_Dataset records_:

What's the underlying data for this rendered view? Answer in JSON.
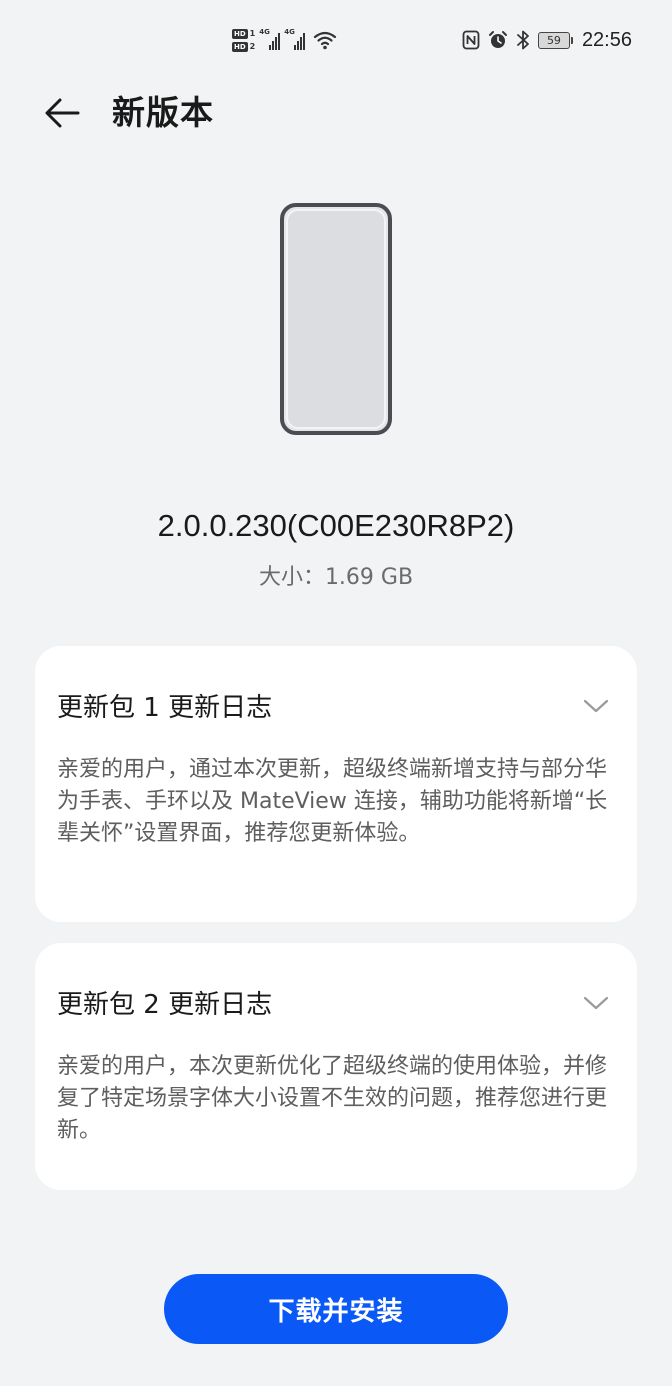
{
  "status_bar": {
    "sim1_label": "HD",
    "sim1_index": "1",
    "sim2_label": "HD",
    "sim2_index": "2",
    "network1": "4G",
    "network2": "4G",
    "battery": "59",
    "time": "22:56",
    "icons": [
      "nfc-icon",
      "alarm-icon",
      "bluetooth-icon",
      "wifi-icon",
      "signal-icon",
      "battery-icon"
    ]
  },
  "app_bar": {
    "title": "新版本",
    "back_icon": "arrow-left-icon"
  },
  "version_info": {
    "version": "2.0.0.230(C00E230R8P2)",
    "size": "大小：1.69 GB"
  },
  "update_logs": [
    {
      "title": "更新包 1 更新日志",
      "body": "亲爱的用户，通过本次更新，超级终端新增支持与部分华为手表、手环以及 MateView 连接，辅助功能将新增“长辈关怀”设置界面，推荐您更新体验。",
      "icon": "chevron-down-icon"
    },
    {
      "title": "更新包 2 更新日志",
      "body": "亲爱的用户，本次更新优化了超级终端的使用体验，并修复了特定场景字体大小设置不生效的问题，推荐您进行更新。",
      "icon": "chevron-down-icon"
    }
  ],
  "actions": {
    "download_label": "下载并安装"
  },
  "colors": {
    "background": "#f1f3f5",
    "card": "#ffffff",
    "accent": "#0a59f7",
    "secondary_text": "#5e5e5e"
  }
}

_Set exercise_: Locate the word "body" in the entries, and copy every line where it is found.

_The output_:
      "body": "亲爱的用户，通过本次更新，超级终端新增支持与部分华为手表、手环以及 MateView 连接，辅助功能将新增“长辈关怀”设置界面，推荐您更新体验。",
      "body": "亲爱的用户，本次更新优化了超级终端的使用体验，并修复了特定场景字体大小设置不生效的问题，推荐您进行更新。",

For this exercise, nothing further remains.